Scan the data below for the string "icon". Copy every line where it appears.

Dataset records:
◇ ◇ ◇ ◇ ◇ ◇ ◇
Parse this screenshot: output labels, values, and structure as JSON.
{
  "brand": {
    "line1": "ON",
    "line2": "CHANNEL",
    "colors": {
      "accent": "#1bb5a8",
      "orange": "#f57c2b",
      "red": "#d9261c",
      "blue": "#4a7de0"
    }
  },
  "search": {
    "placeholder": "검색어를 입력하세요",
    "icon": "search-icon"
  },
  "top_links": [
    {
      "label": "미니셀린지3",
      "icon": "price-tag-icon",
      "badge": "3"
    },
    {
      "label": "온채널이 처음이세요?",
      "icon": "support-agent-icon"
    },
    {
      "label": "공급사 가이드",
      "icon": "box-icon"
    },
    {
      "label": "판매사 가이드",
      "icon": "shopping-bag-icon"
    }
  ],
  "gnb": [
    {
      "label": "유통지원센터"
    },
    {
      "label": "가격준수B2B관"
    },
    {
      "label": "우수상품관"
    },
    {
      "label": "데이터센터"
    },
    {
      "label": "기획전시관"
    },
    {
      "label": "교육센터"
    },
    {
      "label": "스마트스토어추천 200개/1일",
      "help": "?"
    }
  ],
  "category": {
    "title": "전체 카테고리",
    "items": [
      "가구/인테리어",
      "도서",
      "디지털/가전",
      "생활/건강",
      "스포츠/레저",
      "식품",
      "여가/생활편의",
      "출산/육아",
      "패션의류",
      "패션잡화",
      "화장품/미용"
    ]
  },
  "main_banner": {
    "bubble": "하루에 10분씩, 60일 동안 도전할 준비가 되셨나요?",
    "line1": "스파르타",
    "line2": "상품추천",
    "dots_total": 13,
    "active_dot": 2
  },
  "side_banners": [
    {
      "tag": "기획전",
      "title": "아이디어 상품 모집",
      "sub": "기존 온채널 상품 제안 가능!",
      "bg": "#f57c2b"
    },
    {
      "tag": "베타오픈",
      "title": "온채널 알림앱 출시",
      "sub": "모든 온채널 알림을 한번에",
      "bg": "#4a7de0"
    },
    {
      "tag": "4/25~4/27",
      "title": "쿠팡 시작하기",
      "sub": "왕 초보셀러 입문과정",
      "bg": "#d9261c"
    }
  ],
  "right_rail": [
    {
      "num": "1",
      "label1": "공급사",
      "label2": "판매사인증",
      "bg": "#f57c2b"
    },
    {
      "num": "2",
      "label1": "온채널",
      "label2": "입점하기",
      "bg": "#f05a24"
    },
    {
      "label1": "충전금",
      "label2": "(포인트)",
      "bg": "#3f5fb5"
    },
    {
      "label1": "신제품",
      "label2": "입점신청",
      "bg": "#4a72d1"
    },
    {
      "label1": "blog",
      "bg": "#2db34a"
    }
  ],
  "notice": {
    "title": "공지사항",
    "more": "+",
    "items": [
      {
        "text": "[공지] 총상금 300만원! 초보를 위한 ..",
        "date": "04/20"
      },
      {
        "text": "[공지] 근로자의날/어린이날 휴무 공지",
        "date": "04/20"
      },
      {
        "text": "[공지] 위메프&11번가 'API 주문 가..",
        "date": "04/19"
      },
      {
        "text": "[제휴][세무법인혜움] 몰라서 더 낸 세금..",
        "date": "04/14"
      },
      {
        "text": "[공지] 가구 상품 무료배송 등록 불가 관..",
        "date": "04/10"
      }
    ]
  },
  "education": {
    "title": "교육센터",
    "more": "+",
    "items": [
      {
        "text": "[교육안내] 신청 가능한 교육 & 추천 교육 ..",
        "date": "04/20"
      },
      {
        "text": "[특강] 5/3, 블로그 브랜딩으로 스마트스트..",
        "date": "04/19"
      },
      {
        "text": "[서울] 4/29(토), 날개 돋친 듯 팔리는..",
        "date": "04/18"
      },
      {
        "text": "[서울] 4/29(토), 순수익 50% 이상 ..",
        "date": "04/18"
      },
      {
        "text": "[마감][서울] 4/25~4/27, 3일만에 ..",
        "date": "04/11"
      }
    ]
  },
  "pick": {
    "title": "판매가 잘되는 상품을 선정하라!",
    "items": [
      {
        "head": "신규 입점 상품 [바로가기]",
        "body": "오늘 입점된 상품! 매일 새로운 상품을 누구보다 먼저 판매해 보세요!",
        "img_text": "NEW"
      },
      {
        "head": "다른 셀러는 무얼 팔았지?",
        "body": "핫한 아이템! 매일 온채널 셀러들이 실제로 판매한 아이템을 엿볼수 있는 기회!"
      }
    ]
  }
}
◇ ◇ ◇ ◇ ◇ ◇ ◇
SOLUTION FOR THIS TASK:
    "icon": "search-icon"
      "icon": "price-tag-icon",
      "icon": "support-agent-icon"
      "icon": "box-icon"
      "icon": "shopping-bag-icon"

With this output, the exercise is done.